> _PROBLEM DETAILS_: Track down every line below that holds "atmosphere" and copy it.

Figure collection entries:
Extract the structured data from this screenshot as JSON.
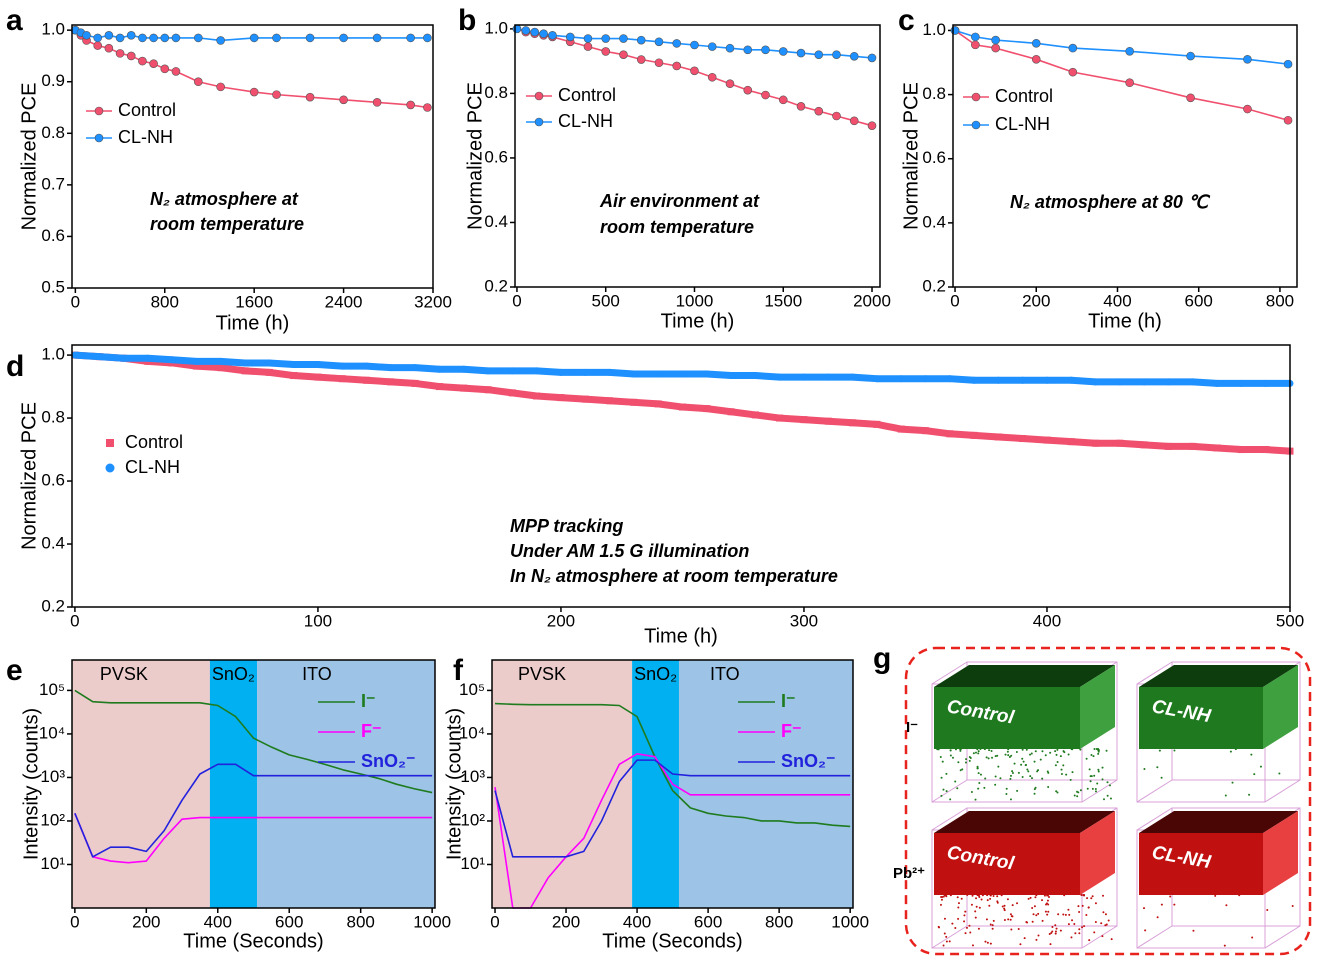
{
  "chart_data": [
    {
      "type": "line",
      "label": "a",
      "xlabel": "Time (h)",
      "ylabel": "Normalized PCE",
      "x": [
        0,
        50,
        100,
        200,
        300,
        400,
        500,
        600,
        700,
        800,
        900,
        1100,
        1300,
        1600,
        1800,
        2100,
        2400,
        2700,
        3000,
        3150
      ],
      "xlim": [
        -30,
        3200
      ],
      "xticks": [
        0,
        800,
        1600,
        2400,
        3200
      ],
      "ylim": [
        0.5,
        1.01
      ],
      "yticks": [
        0.5,
        0.6,
        0.7,
        0.8,
        0.9,
        {
          "value": 1,
          "label": "1.0"
        }
      ],
      "series": [
        {
          "name": "Control",
          "color": "#f0506e",
          "marker": "circle",
          "values": [
            1.0,
            0.99,
            0.98,
            0.97,
            0.965,
            0.955,
            0.95,
            0.94,
            0.935,
            0.925,
            0.92,
            0.9,
            0.89,
            0.88,
            0.875,
            0.87,
            0.865,
            0.86,
            0.855,
            0.85
          ]
        },
        {
          "name": "CL-NH",
          "color": "#1e90ff",
          "marker": "circle",
          "values": [
            1.0,
            0.995,
            0.99,
            0.985,
            0.99,
            0.985,
            0.99,
            0.985,
            0.985,
            0.985,
            0.985,
            0.985,
            0.98,
            0.985,
            0.985,
            0.985,
            0.985,
            0.985,
            0.985,
            0.985
          ]
        }
      ],
      "legend": "left",
      "annotation": [
        "N₂ atmosphere at",
        "room temperature"
      ]
    },
    {
      "type": "line",
      "label": "b",
      "xlabel": "Time (h)",
      "ylabel": "Normalized PCE",
      "x": [
        0,
        50,
        100,
        150,
        200,
        300,
        400,
        500,
        600,
        700,
        800,
        900,
        1000,
        1100,
        1200,
        1300,
        1400,
        1500,
        1600,
        1700,
        1800,
        1900,
        2000
      ],
      "xlim": [
        -11,
        2045
      ],
      "xticks": [
        0,
        500,
        1000,
        1500,
        2000
      ],
      "ylim": [
        0.2,
        1.012
      ],
      "yticks": [
        0.2,
        0.4,
        0.6,
        0.8,
        {
          "value": 1,
          "label": "1.0"
        }
      ],
      "series": [
        {
          "name": "Control",
          "color": "#f0506e",
          "marker": "circle",
          "values": [
            1.0,
            0.99,
            0.985,
            0.98,
            0.975,
            0.96,
            0.945,
            0.93,
            0.92,
            0.905,
            0.895,
            0.885,
            0.87,
            0.85,
            0.83,
            0.81,
            0.795,
            0.78,
            0.76,
            0.745,
            0.73,
            0.715,
            0.7
          ]
        },
        {
          "name": "CL-NH",
          "color": "#1e90ff",
          "marker": "circle",
          "values": [
            1.0,
            0.995,
            0.99,
            0.985,
            0.98,
            0.975,
            0.97,
            0.97,
            0.97,
            0.965,
            0.96,
            0.955,
            0.95,
            0.945,
            0.94,
            0.935,
            0.935,
            0.93,
            0.925,
            0.92,
            0.92,
            0.915,
            0.91
          ]
        }
      ],
      "legend": "left",
      "annotation": [
        "Air environment at",
        "room temperature"
      ]
    },
    {
      "type": "line",
      "label": "c",
      "xlabel": "Time (h)",
      "ylabel": "Normalized PCE",
      "x": [
        0,
        50,
        100,
        200,
        290,
        430,
        580,
        720,
        820
      ],
      "xlim": [
        -5,
        842
      ],
      "xticks": [
        0,
        200,
        400,
        600,
        800
      ],
      "ylim": [
        0.2,
        1.017
      ],
      "yticks": [
        0.2,
        0.4,
        0.6,
        0.8,
        {
          "value": 1,
          "label": "1.0"
        }
      ],
      "series": [
        {
          "name": "Control",
          "color": "#f0506e",
          "marker": "circle",
          "values": [
            1.0,
            0.955,
            0.945,
            0.91,
            0.87,
            0.837,
            0.79,
            0.755,
            0.72
          ]
        },
        {
          "name": "CL-NH",
          "color": "#1e90ff",
          "marker": "circle",
          "values": [
            1.0,
            0.98,
            0.97,
            0.96,
            0.945,
            0.935,
            0.92,
            0.91,
            0.895
          ]
        }
      ],
      "legend": "left",
      "annotation": [
        "N₂ atmosphere at 80 ℃"
      ]
    },
    {
      "type": "scatter",
      "label": "d",
      "xlabel": "Time (h)",
      "ylabel": "Normalized PCE",
      "x": [
        0,
        10,
        20,
        30,
        40,
        50,
        60,
        70,
        80,
        90,
        100,
        110,
        120,
        130,
        140,
        150,
        160,
        170,
        180,
        190,
        200,
        210,
        220,
        230,
        240,
        250,
        260,
        270,
        280,
        290,
        300,
        310,
        320,
        330,
        340,
        350,
        360,
        370,
        380,
        390,
        400,
        410,
        420,
        430,
        440,
        450,
        460,
        470,
        480,
        490,
        500
      ],
      "xlim": [
        -1.2,
        500
      ],
      "xticks": [
        0,
        100,
        200,
        300,
        400,
        500
      ],
      "ylim": [
        0.2,
        1.032
      ],
      "yticks": [
        0.2,
        0.4,
        0.6,
        0.8,
        {
          "value": 1,
          "label": "1.0"
        }
      ],
      "series": [
        {
          "name": "Control",
          "color": "#f0506e",
          "marker": "square",
          "values": [
            1.0,
            0.995,
            0.99,
            0.98,
            0.975,
            0.965,
            0.96,
            0.95,
            0.945,
            0.935,
            0.93,
            0.925,
            0.92,
            0.915,
            0.91,
            0.9,
            0.895,
            0.89,
            0.88,
            0.87,
            0.865,
            0.86,
            0.855,
            0.85,
            0.845,
            0.835,
            0.83,
            0.82,
            0.81,
            0.8,
            0.795,
            0.79,
            0.785,
            0.78,
            0.765,
            0.76,
            0.75,
            0.745,
            0.74,
            0.735,
            0.73,
            0.725,
            0.72,
            0.72,
            0.715,
            0.71,
            0.71,
            0.705,
            0.7,
            0.7,
            0.695
          ]
        },
        {
          "name": "CL-NH",
          "color": "#1e90ff",
          "marker": "circle",
          "values": [
            1.0,
            0.995,
            0.99,
            0.99,
            0.985,
            0.98,
            0.98,
            0.975,
            0.975,
            0.97,
            0.97,
            0.965,
            0.965,
            0.96,
            0.96,
            0.955,
            0.955,
            0.95,
            0.95,
            0.95,
            0.945,
            0.945,
            0.945,
            0.94,
            0.94,
            0.94,
            0.94,
            0.935,
            0.935,
            0.93,
            0.93,
            0.93,
            0.93,
            0.925,
            0.925,
            0.925,
            0.925,
            0.92,
            0.92,
            0.92,
            0.92,
            0.92,
            0.915,
            0.915,
            0.915,
            0.915,
            0.915,
            0.91,
            0.91,
            0.91,
            0.91
          ]
        }
      ],
      "legend": "left",
      "annotation": [
        "MPP tracking",
        "Under AM 1.5 G illumination",
        "In N₂ atmosphere at room temperature"
      ]
    },
    {
      "type": "line",
      "label": "e",
      "xlabel": "Time (Seconds)",
      "ylabel": "Intensity (counts)",
      "log_y": true,
      "x": [
        0,
        50,
        100,
        150,
        200,
        250,
        300,
        350,
        400,
        450,
        500,
        550,
        600,
        650,
        700,
        750,
        800,
        850,
        900,
        950,
        1000
      ],
      "xlim": [
        -8,
        1008
      ],
      "xticks": [
        0,
        200,
        400,
        600,
        800,
        1000
      ],
      "ylim": [
        1,
        500000
      ],
      "yticks": [
        {
          "value": 10,
          "label": "10¹"
        },
        {
          "value": 100,
          "label": "10²"
        },
        {
          "value": 1000,
          "label": "10³"
        },
        {
          "value": 10000,
          "label": "10⁴"
        },
        {
          "value": 100000,
          "label": "10⁵"
        }
      ],
      "regions": [
        {
          "label": "PVSK",
          "start": 0,
          "color": "#eccbcb"
        },
        {
          "label": "SnO₂",
          "start": 378,
          "color": "#00b0f0"
        },
        {
          "label": "ITO",
          "start": 510,
          "color": "#9dc3e6"
        }
      ],
      "series": [
        {
          "name": "I⁻",
          "color": "#1e7b1e",
          "values": [
            100000,
            55000,
            52000,
            52000,
            52000,
            52000,
            52000,
            52000,
            45000,
            25000,
            8000,
            5000,
            3300,
            2600,
            2000,
            1500,
            1200,
            950,
            700,
            550,
            450
          ]
        },
        {
          "name": "F⁻",
          "color": "#ff00ff",
          "values": [
            150,
            15,
            12,
            11,
            12,
            40,
            110,
            120,
            120,
            120,
            120,
            120,
            120,
            120,
            120,
            120,
            120,
            120,
            120,
            120,
            120
          ]
        },
        {
          "name": "SnO₂⁻",
          "color": "#2222dd",
          "values": [
            150,
            15,
            25,
            25,
            20,
            60,
            300,
            1200,
            2000,
            2000,
            1100,
            1100,
            1100,
            1100,
            1100,
            1100,
            1100,
            1100,
            1100,
            1100,
            1100
          ]
        }
      ],
      "legend": "right"
    },
    {
      "type": "line",
      "label": "f",
      "xlabel": "Time (Seconds)",
      "ylabel": "Intensity (counts)",
      "log_y": true,
      "x": [
        0,
        50,
        100,
        150,
        200,
        250,
        300,
        350,
        400,
        450,
        500,
        550,
        600,
        650,
        700,
        750,
        800,
        850,
        900,
        950,
        1000
      ],
      "xlim": [
        -8.5,
        1008
      ],
      "xticks": [
        0,
        200,
        400,
        600,
        800,
        1000
      ],
      "ylim": [
        1,
        500000
      ],
      "yticks": [
        {
          "value": 10,
          "label": "10¹"
        },
        {
          "value": 100,
          "label": "10²"
        },
        {
          "value": 1000,
          "label": "10³"
        },
        {
          "value": 10000,
          "label": "10⁴"
        },
        {
          "value": 100000,
          "label": "10⁵"
        }
      ],
      "regions": [
        {
          "label": "PVSK",
          "start": 0,
          "color": "#eccbcb"
        },
        {
          "label": "SnO₂",
          "start": 386,
          "color": "#00b0f0"
        },
        {
          "label": "ITO",
          "start": 518,
          "color": "#9dc3e6"
        }
      ],
      "series": [
        {
          "name": "I⁻",
          "color": "#1e7b1e",
          "values": [
            50000,
            48000,
            47000,
            47000,
            47000,
            47000,
            47000,
            45000,
            25000,
            3000,
            500,
            200,
            150,
            130,
            120,
            100,
            100,
            90,
            90,
            80,
            75
          ]
        },
        {
          "name": "F⁻",
          "color": "#ff00ff",
          "values": [
            600,
            1,
            1,
            5,
            15,
            40,
            300,
            2000,
            3500,
            3000,
            700,
            400,
            400,
            400,
            400,
            400,
            400,
            400,
            400,
            400,
            400
          ]
        },
        {
          "name": "SnO₂⁻",
          "color": "#2222dd",
          "values": [
            500,
            15,
            15,
            15,
            15,
            20,
            100,
            800,
            2500,
            2500,
            1200,
            1100,
            1100,
            1100,
            1100,
            1100,
            1100,
            1100,
            1100,
            1100,
            1100
          ]
        }
      ],
      "legend": "right"
    }
  ],
  "panel_g": {
    "label": "g",
    "rows": [
      "I⁻",
      "Pb²⁺"
    ],
    "samples": [
      "Control",
      "CL-NH"
    ]
  }
}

> _ANSWER TO THIS TASK_:
        "N₂ atmosphere at",
        "N₂ atmosphere at 80 ℃"
        "In N₂ atmosphere at room temperature"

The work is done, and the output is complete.